_WHAT THE TASK REQUIRES_
Wherever the string "value" appears in the listing, copy that line.

_GIVEN DATA_

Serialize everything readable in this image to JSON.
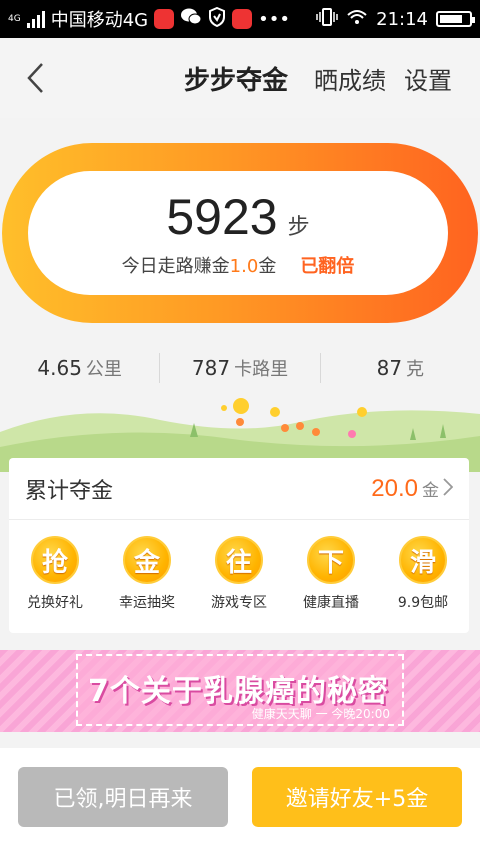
{
  "status_bar": {
    "network_badge": "4G",
    "carrier": "中国移动4G",
    "time": "21:14",
    "battery_level": 0.8
  },
  "nav": {
    "title": "步步夺金",
    "share_label": "晒成绩",
    "settings_label": "设置"
  },
  "steps": {
    "count": "5923",
    "unit": "步",
    "earn_prefix": "今日走路赚金",
    "earn_rate": "1.0",
    "earn_suffix": "金",
    "doubled_label": "已翻倍"
  },
  "stats": [
    {
      "value": "4.65",
      "unit": "公里"
    },
    {
      "value": "787",
      "unit": "卡路里"
    },
    {
      "value": "87",
      "unit": "克"
    }
  ],
  "gold": {
    "label": "累计夺金",
    "amount": "20.0",
    "unit": "金"
  },
  "features": [
    {
      "icon_char": "抢",
      "label": "兑换好礼"
    },
    {
      "icon_char": "金",
      "label": "幸运抽奖"
    },
    {
      "icon_char": "往",
      "label": "游戏专区"
    },
    {
      "icon_char": "下",
      "label": "健康直播"
    },
    {
      "icon_char": "滑",
      "label": "9.9包邮"
    }
  ],
  "banner": {
    "title": "7个关于乳腺癌的秘密",
    "subtitle": "健康天天聊 一 今晚20:00"
  },
  "buttons": {
    "claimed_label": "已领,明日再来",
    "invite_label": "邀请好友+5金"
  },
  "colors": {
    "accent_orange": "#ff6320",
    "accent_yellow": "#ffbf1a",
    "disabled_gray": "#b9b9b9"
  }
}
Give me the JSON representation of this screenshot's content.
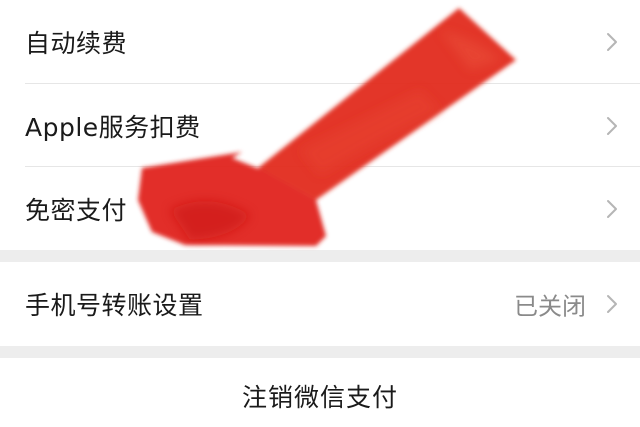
{
  "settings": {
    "rows": [
      {
        "label": "自动续费",
        "value": ""
      },
      {
        "label": "Apple服务扣费",
        "value": ""
      },
      {
        "label": "免密支付",
        "value": ""
      }
    ],
    "transfer": {
      "label": "手机号转账设置",
      "value": "已关闭"
    },
    "cancel_label": "注销微信支付"
  },
  "icons": {
    "chevron": "chevron-right-icon",
    "annotation": "red-arrow-annotation"
  },
  "colors": {
    "arrow_red": "#e0261c",
    "background": "#ededed",
    "text": "#1a1a1a",
    "secondary_text": "#8a8a8a"
  }
}
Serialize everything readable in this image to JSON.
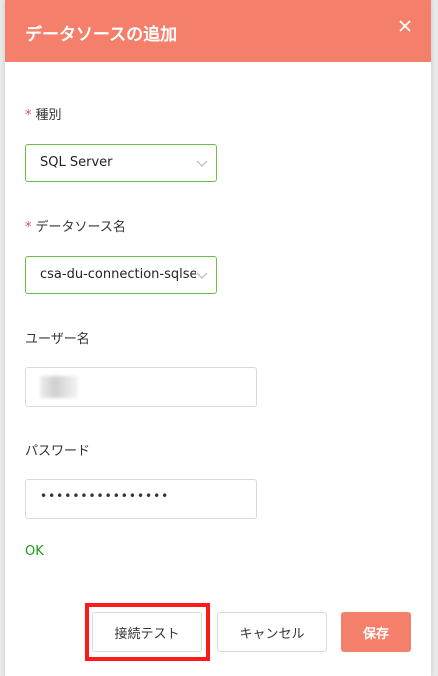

_THE REPLY_
      "value": "4.65",
      "value": "787",
      "value": "87",
        "value": ""
        "value": ""
        "value": ""
      "value": "已关闭"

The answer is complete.